- [TASK DETAILS]
Count every line of the listing where the string "your" occurs, and reply with the count alone.

- [SUPPLIED DATA]
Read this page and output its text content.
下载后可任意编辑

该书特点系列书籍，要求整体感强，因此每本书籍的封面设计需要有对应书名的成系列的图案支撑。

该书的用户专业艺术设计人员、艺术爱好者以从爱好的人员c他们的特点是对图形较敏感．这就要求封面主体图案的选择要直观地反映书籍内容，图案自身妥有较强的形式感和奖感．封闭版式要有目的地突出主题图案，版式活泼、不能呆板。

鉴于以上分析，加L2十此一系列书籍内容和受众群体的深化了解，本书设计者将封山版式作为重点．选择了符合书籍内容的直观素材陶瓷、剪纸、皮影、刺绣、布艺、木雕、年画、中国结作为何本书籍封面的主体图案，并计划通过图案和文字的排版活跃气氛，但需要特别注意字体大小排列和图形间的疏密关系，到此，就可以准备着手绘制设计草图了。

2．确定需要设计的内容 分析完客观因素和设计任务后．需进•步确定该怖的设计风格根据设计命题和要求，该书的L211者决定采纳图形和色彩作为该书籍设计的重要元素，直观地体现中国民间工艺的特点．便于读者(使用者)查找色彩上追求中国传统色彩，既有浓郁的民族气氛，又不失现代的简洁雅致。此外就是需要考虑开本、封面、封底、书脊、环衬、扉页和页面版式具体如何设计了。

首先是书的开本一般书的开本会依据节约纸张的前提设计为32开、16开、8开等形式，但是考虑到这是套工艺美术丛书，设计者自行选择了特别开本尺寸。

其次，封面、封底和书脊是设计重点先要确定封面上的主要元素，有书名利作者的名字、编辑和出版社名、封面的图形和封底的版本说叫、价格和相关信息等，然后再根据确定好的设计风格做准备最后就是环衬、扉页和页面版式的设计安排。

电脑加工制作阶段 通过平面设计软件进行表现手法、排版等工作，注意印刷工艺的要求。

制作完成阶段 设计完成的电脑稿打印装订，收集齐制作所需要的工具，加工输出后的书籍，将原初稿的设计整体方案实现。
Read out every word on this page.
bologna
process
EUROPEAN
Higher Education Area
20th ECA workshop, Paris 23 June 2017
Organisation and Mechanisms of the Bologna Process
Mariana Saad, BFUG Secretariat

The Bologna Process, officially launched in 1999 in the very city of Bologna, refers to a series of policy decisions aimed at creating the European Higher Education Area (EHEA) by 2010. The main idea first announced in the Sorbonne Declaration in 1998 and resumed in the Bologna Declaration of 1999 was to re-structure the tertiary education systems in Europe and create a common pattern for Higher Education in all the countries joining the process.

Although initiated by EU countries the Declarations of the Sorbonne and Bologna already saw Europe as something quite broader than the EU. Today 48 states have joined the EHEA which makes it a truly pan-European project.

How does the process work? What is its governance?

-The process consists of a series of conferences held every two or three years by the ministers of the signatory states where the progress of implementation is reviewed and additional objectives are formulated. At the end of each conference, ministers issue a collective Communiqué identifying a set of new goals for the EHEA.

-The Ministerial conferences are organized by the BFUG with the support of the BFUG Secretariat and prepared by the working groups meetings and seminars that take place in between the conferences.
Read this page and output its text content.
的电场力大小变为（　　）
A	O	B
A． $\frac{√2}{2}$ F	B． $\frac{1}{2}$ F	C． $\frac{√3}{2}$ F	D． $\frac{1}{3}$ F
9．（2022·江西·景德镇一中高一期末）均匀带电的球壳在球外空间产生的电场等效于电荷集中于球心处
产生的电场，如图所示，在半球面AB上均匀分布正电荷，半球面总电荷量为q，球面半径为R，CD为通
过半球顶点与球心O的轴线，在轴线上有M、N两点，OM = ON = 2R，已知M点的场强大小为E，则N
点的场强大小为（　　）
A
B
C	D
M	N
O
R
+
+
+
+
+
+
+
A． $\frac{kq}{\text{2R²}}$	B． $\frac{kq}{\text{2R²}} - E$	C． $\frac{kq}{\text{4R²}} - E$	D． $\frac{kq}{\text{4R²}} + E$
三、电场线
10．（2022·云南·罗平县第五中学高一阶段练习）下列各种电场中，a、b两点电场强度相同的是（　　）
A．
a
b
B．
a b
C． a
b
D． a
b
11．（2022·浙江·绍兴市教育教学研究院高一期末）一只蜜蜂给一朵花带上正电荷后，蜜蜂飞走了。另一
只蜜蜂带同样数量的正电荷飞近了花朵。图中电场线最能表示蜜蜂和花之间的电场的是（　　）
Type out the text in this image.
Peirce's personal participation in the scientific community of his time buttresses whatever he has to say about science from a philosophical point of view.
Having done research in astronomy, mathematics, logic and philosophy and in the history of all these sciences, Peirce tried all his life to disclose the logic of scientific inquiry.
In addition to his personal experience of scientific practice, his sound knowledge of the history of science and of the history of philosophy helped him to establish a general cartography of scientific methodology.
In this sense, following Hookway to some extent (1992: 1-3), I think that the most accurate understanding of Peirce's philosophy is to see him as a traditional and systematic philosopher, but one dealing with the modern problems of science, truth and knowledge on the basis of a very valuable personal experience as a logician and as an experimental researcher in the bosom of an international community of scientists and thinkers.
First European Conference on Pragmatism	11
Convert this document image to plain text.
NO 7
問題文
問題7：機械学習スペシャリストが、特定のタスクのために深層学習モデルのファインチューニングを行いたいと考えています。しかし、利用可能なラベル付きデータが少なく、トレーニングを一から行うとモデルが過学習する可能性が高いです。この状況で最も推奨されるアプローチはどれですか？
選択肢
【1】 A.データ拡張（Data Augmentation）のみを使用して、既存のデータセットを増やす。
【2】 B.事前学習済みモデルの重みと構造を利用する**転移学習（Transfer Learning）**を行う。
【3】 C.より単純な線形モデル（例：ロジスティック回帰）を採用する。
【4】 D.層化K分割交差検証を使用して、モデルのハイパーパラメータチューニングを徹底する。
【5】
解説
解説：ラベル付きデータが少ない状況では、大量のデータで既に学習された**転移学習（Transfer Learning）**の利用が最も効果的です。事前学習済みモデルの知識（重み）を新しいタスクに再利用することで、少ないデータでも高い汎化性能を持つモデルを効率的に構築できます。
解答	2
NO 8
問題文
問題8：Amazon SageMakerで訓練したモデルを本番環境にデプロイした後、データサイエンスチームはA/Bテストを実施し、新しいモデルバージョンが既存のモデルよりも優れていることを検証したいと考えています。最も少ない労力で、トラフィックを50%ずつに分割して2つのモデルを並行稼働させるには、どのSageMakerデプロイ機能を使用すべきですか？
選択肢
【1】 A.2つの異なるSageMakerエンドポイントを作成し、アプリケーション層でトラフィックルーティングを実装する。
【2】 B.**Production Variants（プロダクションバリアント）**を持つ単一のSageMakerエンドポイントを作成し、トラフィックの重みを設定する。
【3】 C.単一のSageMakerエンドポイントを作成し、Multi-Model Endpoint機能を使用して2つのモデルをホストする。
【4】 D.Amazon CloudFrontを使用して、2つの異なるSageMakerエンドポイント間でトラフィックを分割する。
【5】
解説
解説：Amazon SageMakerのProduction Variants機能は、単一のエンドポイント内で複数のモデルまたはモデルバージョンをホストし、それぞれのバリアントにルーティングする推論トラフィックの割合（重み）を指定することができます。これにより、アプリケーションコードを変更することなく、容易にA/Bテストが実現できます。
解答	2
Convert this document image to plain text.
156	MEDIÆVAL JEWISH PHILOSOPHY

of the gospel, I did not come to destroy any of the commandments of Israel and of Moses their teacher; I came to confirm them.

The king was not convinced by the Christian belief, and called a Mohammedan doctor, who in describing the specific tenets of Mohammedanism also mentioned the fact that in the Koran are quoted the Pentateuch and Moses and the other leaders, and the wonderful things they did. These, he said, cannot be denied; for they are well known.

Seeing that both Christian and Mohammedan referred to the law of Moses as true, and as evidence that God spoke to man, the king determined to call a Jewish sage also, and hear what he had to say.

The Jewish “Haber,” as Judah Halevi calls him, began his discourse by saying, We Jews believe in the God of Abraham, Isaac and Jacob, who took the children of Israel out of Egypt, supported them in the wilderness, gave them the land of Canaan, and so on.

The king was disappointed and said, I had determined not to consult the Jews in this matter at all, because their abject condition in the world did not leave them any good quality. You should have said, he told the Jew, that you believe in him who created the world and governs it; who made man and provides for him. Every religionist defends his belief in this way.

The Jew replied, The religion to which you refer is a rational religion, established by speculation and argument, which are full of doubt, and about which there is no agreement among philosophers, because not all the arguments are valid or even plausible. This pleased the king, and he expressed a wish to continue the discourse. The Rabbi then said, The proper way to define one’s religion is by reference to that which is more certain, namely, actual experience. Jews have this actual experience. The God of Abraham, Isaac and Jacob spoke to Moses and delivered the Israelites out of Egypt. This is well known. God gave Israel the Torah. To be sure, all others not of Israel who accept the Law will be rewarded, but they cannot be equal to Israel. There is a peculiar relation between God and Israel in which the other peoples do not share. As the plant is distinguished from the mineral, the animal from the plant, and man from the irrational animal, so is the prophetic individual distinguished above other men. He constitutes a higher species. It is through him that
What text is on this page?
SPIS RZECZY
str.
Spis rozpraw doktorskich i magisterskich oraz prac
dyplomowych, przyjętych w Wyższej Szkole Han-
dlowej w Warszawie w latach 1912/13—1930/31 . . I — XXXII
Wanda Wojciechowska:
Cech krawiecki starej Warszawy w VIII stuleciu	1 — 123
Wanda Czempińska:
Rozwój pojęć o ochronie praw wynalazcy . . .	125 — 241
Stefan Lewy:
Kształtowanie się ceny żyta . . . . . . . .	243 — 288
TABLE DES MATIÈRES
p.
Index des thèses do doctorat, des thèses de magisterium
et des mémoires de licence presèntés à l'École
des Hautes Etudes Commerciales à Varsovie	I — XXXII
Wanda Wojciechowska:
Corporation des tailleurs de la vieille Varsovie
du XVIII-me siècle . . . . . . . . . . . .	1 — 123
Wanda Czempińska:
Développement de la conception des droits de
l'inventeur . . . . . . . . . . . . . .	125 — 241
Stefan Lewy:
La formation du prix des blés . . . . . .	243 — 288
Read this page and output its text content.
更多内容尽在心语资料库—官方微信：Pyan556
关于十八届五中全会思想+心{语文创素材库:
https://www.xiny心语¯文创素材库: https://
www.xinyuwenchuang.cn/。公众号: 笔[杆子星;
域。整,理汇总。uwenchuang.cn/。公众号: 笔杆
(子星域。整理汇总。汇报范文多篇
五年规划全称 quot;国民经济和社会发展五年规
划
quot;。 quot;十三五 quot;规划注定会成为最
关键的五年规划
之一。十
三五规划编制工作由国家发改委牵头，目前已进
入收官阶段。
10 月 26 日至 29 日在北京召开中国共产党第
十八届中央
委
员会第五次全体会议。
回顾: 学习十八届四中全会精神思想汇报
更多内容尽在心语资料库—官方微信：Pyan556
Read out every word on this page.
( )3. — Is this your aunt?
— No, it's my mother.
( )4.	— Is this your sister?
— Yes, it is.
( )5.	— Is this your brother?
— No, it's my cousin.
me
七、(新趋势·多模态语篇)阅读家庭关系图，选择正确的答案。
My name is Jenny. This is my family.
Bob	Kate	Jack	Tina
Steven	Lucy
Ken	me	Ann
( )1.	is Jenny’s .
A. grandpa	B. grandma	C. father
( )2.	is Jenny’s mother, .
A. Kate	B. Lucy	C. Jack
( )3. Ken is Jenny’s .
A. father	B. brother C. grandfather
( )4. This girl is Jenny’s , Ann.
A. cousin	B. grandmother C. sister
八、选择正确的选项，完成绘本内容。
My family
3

- [COMPLETE ANSWER]
3